Stated exercise:
Copy everything in the listing below word for word, apart from any images.
━━━━━ Data entries ━━━━━
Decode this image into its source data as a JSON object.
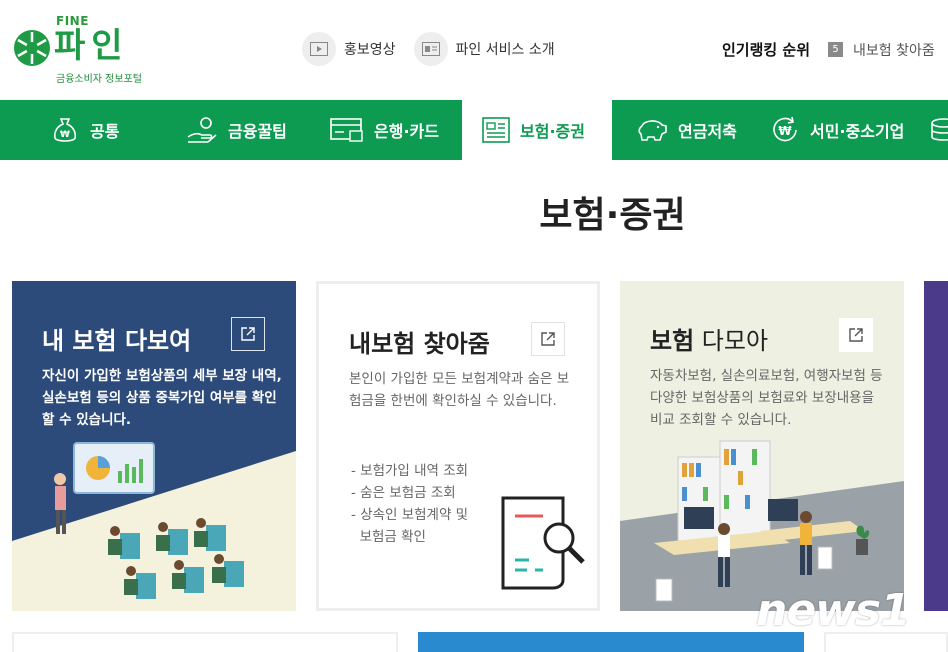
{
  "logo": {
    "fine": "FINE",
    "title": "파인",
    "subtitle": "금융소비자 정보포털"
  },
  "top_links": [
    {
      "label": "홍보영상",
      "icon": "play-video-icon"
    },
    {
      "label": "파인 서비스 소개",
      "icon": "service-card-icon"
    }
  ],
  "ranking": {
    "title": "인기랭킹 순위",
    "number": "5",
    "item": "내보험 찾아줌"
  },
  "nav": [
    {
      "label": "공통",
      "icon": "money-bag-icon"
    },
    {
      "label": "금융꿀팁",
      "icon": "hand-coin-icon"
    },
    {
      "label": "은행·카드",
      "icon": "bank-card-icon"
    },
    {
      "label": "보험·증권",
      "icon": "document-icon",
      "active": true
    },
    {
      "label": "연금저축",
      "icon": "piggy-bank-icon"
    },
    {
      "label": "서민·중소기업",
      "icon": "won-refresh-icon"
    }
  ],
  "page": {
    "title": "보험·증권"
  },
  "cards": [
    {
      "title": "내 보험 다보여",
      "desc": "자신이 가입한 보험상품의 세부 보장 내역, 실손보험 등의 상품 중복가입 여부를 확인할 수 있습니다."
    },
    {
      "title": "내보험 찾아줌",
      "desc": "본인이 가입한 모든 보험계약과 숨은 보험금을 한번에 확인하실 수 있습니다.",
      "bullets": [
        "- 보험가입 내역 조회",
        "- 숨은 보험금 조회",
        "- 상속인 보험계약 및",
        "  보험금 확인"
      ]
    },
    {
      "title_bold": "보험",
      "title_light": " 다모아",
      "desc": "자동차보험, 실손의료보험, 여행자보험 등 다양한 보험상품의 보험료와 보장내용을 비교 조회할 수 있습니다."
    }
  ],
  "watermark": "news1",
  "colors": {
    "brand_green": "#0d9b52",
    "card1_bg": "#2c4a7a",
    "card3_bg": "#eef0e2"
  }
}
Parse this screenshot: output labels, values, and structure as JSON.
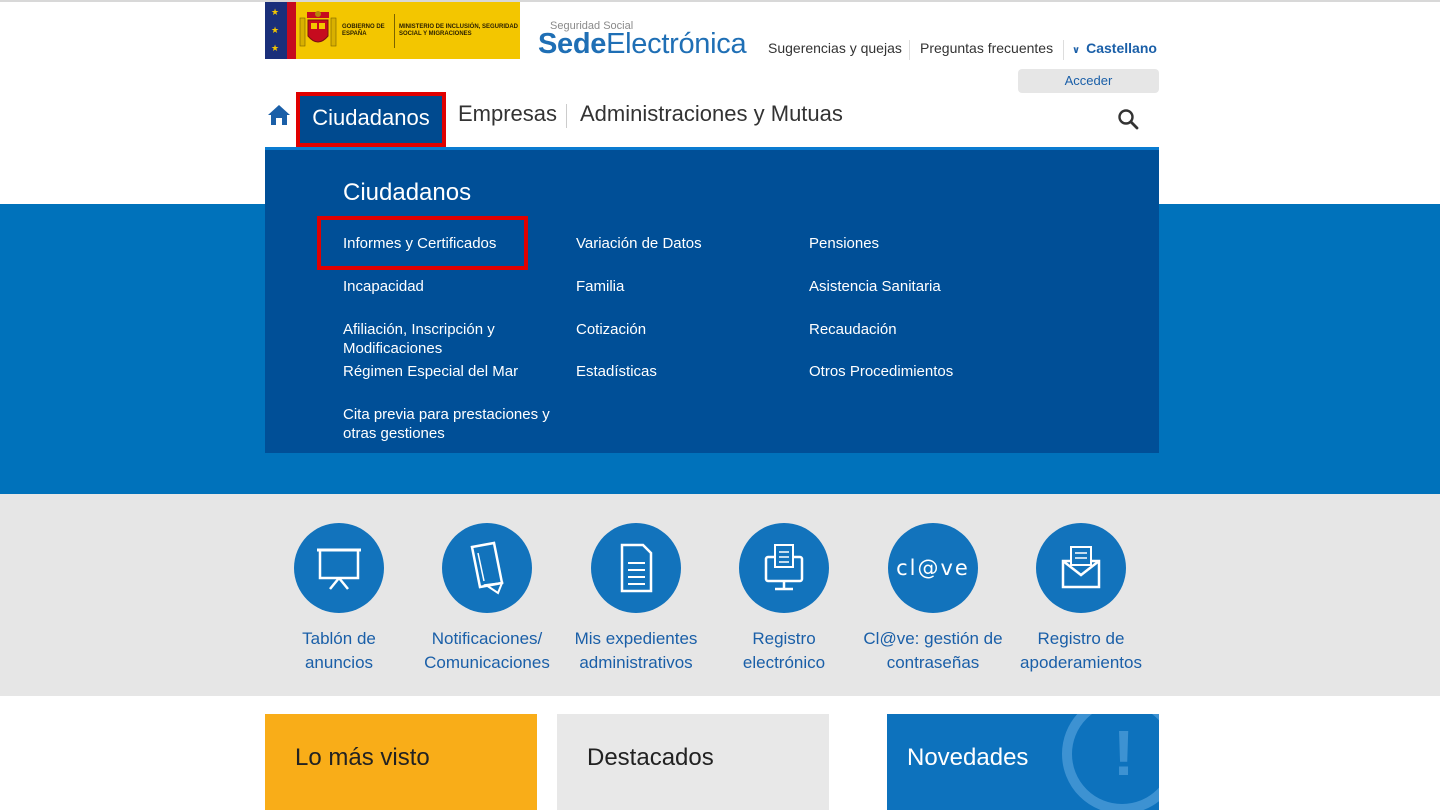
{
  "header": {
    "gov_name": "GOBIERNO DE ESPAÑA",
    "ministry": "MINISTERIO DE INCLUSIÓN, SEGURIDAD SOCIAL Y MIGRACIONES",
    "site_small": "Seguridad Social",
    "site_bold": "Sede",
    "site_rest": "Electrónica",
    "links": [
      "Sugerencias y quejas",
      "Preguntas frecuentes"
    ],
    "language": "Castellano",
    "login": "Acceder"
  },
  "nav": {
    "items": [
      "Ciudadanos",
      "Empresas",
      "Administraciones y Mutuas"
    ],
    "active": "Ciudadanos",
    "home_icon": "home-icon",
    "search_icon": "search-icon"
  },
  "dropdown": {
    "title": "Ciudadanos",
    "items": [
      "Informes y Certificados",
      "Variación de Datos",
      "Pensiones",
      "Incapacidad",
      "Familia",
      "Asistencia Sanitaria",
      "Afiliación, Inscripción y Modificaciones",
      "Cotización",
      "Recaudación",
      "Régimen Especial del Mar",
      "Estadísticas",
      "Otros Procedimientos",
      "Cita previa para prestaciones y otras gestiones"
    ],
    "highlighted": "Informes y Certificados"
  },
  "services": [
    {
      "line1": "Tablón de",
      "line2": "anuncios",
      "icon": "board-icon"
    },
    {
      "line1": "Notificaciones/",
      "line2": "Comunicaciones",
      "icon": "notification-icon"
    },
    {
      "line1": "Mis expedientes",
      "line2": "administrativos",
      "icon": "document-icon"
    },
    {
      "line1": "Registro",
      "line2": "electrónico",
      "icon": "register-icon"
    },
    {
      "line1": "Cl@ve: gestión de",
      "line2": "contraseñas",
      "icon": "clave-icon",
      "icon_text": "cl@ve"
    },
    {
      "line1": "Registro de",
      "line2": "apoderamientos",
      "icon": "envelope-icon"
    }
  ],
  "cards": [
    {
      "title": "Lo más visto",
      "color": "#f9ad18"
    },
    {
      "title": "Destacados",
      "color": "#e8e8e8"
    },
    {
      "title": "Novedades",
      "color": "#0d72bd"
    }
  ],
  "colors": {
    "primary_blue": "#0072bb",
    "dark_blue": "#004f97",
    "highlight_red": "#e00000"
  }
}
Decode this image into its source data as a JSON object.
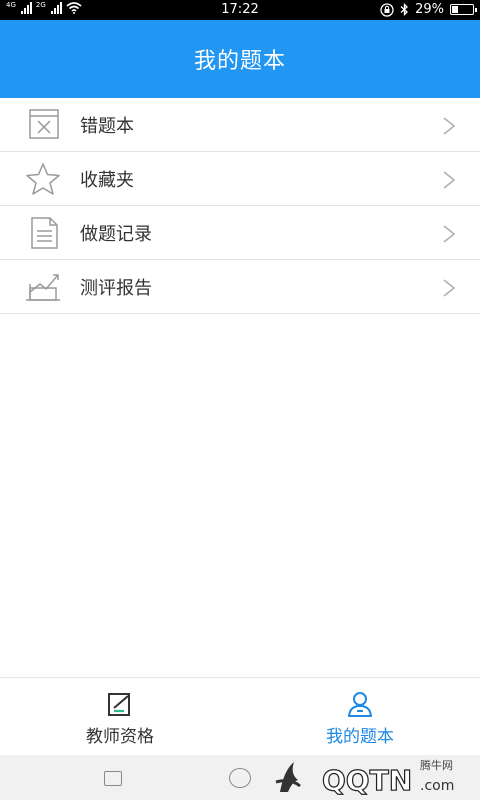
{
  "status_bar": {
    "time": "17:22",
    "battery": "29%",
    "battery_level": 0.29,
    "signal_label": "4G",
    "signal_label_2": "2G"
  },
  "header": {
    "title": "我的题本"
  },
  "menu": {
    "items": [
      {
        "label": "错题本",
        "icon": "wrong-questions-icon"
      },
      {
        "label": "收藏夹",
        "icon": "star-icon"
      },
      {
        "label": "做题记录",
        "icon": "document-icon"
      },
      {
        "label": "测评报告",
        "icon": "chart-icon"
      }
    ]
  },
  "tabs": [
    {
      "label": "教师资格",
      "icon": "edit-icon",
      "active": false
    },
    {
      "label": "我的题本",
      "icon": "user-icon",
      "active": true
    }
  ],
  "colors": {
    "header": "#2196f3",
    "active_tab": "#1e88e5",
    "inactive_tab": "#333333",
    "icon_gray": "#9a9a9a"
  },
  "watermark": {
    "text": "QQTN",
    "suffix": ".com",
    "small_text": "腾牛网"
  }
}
━━━━━
Response below:
Decode this image into its source data as a JSON object.
{
  "logo": {
    "fine": "FINE",
    "title": "파인",
    "subtitle": "금융소비자 정보포털"
  },
  "top_links": [
    {
      "label": "홍보영상",
      "icon": "play-video-icon"
    },
    {
      "label": "파인 서비스 소개",
      "icon": "service-card-icon"
    }
  ],
  "ranking": {
    "title": "인기랭킹 순위",
    "number": "5",
    "item": "내보험 찾아줌"
  },
  "nav": [
    {
      "label": "공통",
      "icon": "money-bag-icon"
    },
    {
      "label": "금융꿀팁",
      "icon": "hand-coin-icon"
    },
    {
      "label": "은행·카드",
      "icon": "bank-card-icon"
    },
    {
      "label": "보험·증권",
      "icon": "document-icon",
      "active": true
    },
    {
      "label": "연금저축",
      "icon": "piggy-bank-icon"
    },
    {
      "label": "서민·중소기업",
      "icon": "won-refresh-icon"
    }
  ],
  "page": {
    "title": "보험·증권"
  },
  "cards": [
    {
      "title": "내 보험 다보여",
      "desc": "자신이 가입한 보험상품의 세부 보장 내역, 실손보험 등의 상품 중복가입 여부를 확인할 수 있습니다."
    },
    {
      "title": "내보험 찾아줌",
      "desc": "본인이 가입한 모든 보험계약과 숨은 보험금을 한번에 확인하실 수 있습니다.",
      "bullets": [
        "- 보험가입 내역 조회",
        "- 숨은 보험금 조회",
        "- 상속인 보험계약 및",
        "  보험금 확인"
      ]
    },
    {
      "title_bold": "보험",
      "title_light": " 다모아",
      "desc": "자동차보험, 실손의료보험, 여행자보험 등 다양한 보험상품의 보험료와 보장내용을 비교 조회할 수 있습니다."
    }
  ],
  "watermark": "news1",
  "colors": {
    "brand_green": "#0d9b52",
    "card1_bg": "#2c4a7a",
    "card3_bg": "#eef0e2"
  }
}
Parse this screenshot: output labels, values, and structure as JSON.
{
  "header": {
    "gov_name": "GOBIERNO DE ESPAÑA",
    "ministry": "MINISTERIO DE INCLUSIÓN, SEGURIDAD SOCIAL Y MIGRACIONES",
    "site_small": "Seguridad Social",
    "site_bold": "Sede",
    "site_rest": "Electrónica",
    "links": [
      "Sugerencias y quejas",
      "Preguntas frecuentes"
    ],
    "language": "Castellano",
    "login": "Acceder"
  },
  "nav": {
    "items": [
      "Ciudadanos",
      "Empresas",
      "Administraciones y Mutuas"
    ],
    "active": "Ciudadanos",
    "home_icon": "home-icon",
    "search_icon": "search-icon"
  },
  "dropdown": {
    "title": "Ciudadanos",
    "items": [
      "Informes y Certificados",
      "Variación de Datos",
      "Pensiones",
      "Incapacidad",
      "Familia",
      "Asistencia Sanitaria",
      "Afiliación, Inscripción y Modificaciones",
      "Cotización",
      "Recaudación",
      "Régimen Especial del Mar",
      "Estadísticas",
      "Otros Procedimientos",
      "Cita previa para prestaciones y otras gestiones"
    ],
    "highlighted": "Informes y Certificados"
  },
  "services": [
    {
      "line1": "Tablón de",
      "line2": "anuncios",
      "icon": "board-icon"
    },
    {
      "line1": "Notificaciones/",
      "line2": "Comunicaciones",
      "icon": "notification-icon"
    },
    {
      "line1": "Mis expedientes",
      "line2": "administrativos",
      "icon": "document-icon"
    },
    {
      "line1": "Registro",
      "line2": "electrónico",
      "icon": "register-icon"
    },
    {
      "line1": "Cl@ve: gestión de",
      "line2": "contraseñas",
      "icon": "clave-icon",
      "icon_text": "cl@ve"
    },
    {
      "line1": "Registro de",
      "line2": "apoderamientos",
      "icon": "envelope-icon"
    }
  ],
  "cards": [
    {
      "title": "Lo más visto",
      "color": "#f9ad18"
    },
    {
      "title": "Destacados",
      "color": "#e8e8e8"
    },
    {
      "title": "Novedades",
      "color": "#0d72bd"
    }
  ],
  "colors": {
    "primary_blue": "#0072bb",
    "dark_blue": "#004f97",
    "highlight_red": "#e00000"
  }
}
Decode this image into its source data as a JSON object.
{
  "status_bar": {
    "time": "17:22",
    "battery": "29%",
    "battery_level": 0.29,
    "signal_label": "4G",
    "signal_label_2": "2G"
  },
  "header": {
    "title": "我的题本"
  },
  "menu": {
    "items": [
      {
        "label": "错题本",
        "icon": "wrong-questions-icon"
      },
      {
        "label": "收藏夹",
        "icon": "star-icon"
      },
      {
        "label": "做题记录",
        "icon": "document-icon"
      },
      {
        "label": "测评报告",
        "icon": "chart-icon"
      }
    ]
  },
  "tabs": [
    {
      "label": "教师资格",
      "icon": "edit-icon",
      "active": false
    },
    {
      "label": "我的题本",
      "icon": "user-icon",
      "active": true
    }
  ],
  "colors": {
    "header": "#2196f3",
    "active_tab": "#1e88e5",
    "inactive_tab": "#333333",
    "icon_gray": "#9a9a9a"
  },
  "watermark": {
    "text": "QQTN",
    "suffix": ".com",
    "small_text": "腾牛网"
  }
}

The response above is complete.